▸ **EXERCISE GOAL**
Copy out every item below verbatim, line for line.

▸ **RECORDED DATA**
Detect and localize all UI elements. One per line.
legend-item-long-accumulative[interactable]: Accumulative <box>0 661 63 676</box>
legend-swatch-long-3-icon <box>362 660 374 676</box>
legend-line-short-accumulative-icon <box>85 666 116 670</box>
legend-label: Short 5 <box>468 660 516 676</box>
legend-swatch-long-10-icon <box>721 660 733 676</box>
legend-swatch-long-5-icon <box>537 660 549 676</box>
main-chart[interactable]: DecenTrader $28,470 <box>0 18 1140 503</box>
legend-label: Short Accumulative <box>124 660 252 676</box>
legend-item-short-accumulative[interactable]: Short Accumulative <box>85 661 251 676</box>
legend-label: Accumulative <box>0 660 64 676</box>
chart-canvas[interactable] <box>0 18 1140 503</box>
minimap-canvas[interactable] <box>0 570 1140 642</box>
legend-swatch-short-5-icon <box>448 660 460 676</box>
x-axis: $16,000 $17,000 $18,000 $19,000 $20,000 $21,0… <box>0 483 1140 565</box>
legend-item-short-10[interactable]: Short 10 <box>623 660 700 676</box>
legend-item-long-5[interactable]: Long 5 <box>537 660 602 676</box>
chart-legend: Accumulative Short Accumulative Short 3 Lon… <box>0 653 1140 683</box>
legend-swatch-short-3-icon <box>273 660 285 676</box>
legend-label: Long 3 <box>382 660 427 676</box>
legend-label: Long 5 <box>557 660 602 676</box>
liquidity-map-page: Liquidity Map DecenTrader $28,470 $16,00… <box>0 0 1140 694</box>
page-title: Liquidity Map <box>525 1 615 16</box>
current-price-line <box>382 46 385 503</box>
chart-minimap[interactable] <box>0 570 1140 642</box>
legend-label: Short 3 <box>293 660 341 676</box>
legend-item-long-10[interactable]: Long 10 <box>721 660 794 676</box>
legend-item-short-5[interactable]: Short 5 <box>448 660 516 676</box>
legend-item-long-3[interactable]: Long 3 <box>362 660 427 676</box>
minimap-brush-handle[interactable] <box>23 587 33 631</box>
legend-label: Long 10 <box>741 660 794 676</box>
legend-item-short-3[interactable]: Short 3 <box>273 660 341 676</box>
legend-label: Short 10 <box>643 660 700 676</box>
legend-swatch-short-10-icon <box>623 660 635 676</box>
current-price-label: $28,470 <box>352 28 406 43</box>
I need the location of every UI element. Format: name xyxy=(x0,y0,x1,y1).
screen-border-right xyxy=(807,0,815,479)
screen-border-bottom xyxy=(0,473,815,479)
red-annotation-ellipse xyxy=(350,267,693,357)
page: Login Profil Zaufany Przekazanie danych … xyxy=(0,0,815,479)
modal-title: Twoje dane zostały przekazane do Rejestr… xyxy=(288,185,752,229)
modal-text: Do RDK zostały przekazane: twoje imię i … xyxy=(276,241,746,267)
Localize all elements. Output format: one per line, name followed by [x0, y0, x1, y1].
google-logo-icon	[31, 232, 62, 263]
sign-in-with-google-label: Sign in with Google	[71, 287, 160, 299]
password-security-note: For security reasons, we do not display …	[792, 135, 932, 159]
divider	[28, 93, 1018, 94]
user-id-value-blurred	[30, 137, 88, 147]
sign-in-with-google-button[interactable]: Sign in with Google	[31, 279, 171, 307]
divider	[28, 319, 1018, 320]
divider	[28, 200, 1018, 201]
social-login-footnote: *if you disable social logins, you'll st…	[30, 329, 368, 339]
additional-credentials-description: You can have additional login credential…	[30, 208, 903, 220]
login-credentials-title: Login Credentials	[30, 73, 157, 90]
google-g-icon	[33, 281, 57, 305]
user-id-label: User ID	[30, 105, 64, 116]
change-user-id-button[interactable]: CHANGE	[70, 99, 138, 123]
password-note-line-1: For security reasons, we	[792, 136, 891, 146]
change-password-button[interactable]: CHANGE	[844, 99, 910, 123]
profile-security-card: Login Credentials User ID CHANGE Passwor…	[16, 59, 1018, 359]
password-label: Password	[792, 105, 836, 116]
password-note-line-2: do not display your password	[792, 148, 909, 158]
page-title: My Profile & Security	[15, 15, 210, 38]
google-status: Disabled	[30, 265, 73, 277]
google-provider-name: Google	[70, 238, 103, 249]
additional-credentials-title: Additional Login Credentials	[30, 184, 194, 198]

▸ **SOLUTION FOR THIS EXERCISE**
Detect and localize all UI elements. One per line.
legend-item-long-accumulative[interactable]: Accumulative <box>0 661 63 676</box>
legend-swatch-long-3-icon <box>362 660 374 676</box>
legend-line-short-accumulative-icon <box>85 666 116 670</box>
legend-label: Short 5 <box>468 660 516 676</box>
legend-swatch-long-10-icon <box>721 660 733 676</box>
legend-swatch-long-5-icon <box>537 660 549 676</box>
main-chart[interactable]: DecenTrader $28,470 <box>0 18 1140 503</box>
legend-label: Short Accumulative <box>124 660 252 676</box>
legend-item-short-accumulative[interactable]: Short Accumulative <box>85 661 251 676</box>
legend-label: Accumulative <box>0 660 64 676</box>
chart-canvas[interactable] <box>0 18 1140 503</box>
minimap-canvas[interactable] <box>0 570 1140 642</box>
legend-swatch-short-5-icon <box>448 660 460 676</box>
x-axis: $16,000 $17,000 $18,000 $19,000 $20,000 $21,0… <box>0 483 1140 565</box>
legend-item-short-10[interactable]: Short 10 <box>623 660 700 676</box>
legend-item-long-5[interactable]: Long 5 <box>537 660 602 676</box>
chart-legend: Accumulative Short Accumulative Short 3 Lon… <box>0 653 1140 683</box>
legend-swatch-short-3-icon <box>273 660 285 676</box>
legend-label: Long 3 <box>382 660 427 676</box>
legend-label: Long 5 <box>557 660 602 676</box>
liquidity-map-page: Liquidity Map DecenTrader $28,470 $16,00… <box>0 0 1140 694</box>
page-title: Liquidity Map <box>525 1 615 16</box>
current-price-line <box>382 46 385 503</box>
chart-minimap[interactable] <box>0 570 1140 642</box>
legend-label: Short 3 <box>293 660 341 676</box>
legend-item-long-10[interactable]: Long 10 <box>721 660 794 676</box>
legend-item-short-5[interactable]: Short 5 <box>448 660 516 676</box>
legend-item-long-3[interactable]: Long 3 <box>362 660 427 676</box>
minimap-brush-handle[interactable] <box>23 587 33 631</box>
legend-label: Long 10 <box>741 660 794 676</box>
legend-item-short-3[interactable]: Short 3 <box>273 660 341 676</box>
legend-label: Short 10 <box>643 660 700 676</box>
legend-swatch-short-10-icon <box>623 660 635 676</box>
current-price-label: $28,470 <box>352 28 406 43</box>
I need the location of every UI element. Format: name xyxy=(x0,y0,x1,y1).
screen-border-right xyxy=(807,0,815,479)
screen-border-bottom xyxy=(0,473,815,479)
red-annotation-ellipse xyxy=(350,267,693,357)
page: Login Profil Zaufany Przekazanie danych … xyxy=(0,0,815,479)
modal-title: Twoje dane zostały przekazane do Rejestr… xyxy=(288,185,752,229)
modal-text: Do RDK zostały przekazane: twoje imię i … xyxy=(276,241,746,267)
Localize all elements. Output format: one per line, name followed by [x0, y0, x1, y1].
google-logo-icon	[31, 232, 62, 263]
sign-in-with-google-label: Sign in with Google	[71, 287, 160, 299]
password-security-note: For security reasons, we do not display …	[792, 135, 932, 159]
divider	[28, 93, 1018, 94]
user-id-value-blurred	[30, 137, 88, 147]
sign-in-with-google-button[interactable]: Sign in with Google	[31, 279, 171, 307]
divider	[28, 319, 1018, 320]
divider	[28, 200, 1018, 201]
social-login-footnote: *if you disable social logins, you'll st…	[30, 329, 368, 339]
additional-credentials-description: You can have additional login credential…	[30, 208, 903, 220]
login-credentials-title: Login Credentials	[30, 73, 157, 90]
google-g-icon	[33, 281, 57, 305]
user-id-label: User ID	[30, 105, 64, 116]
change-user-id-button[interactable]: CHANGE	[70, 99, 138, 123]
password-note-line-1: For security reasons, we	[792, 136, 891, 146]
change-password-button[interactable]: CHANGE	[844, 99, 910, 123]
profile-security-card: Login Credentials User ID CHANGE Passwor…	[16, 59, 1018, 359]
password-label: Password	[792, 105, 836, 116]
password-note-line-2: do not display your password	[792, 148, 909, 158]
page-title: My Profile & Security	[15, 15, 210, 38]
google-status: Disabled	[30, 265, 73, 277]
google-provider-name: Google	[70, 238, 103, 249]
additional-credentials-title: Additional Login Credentials	[30, 184, 194, 198]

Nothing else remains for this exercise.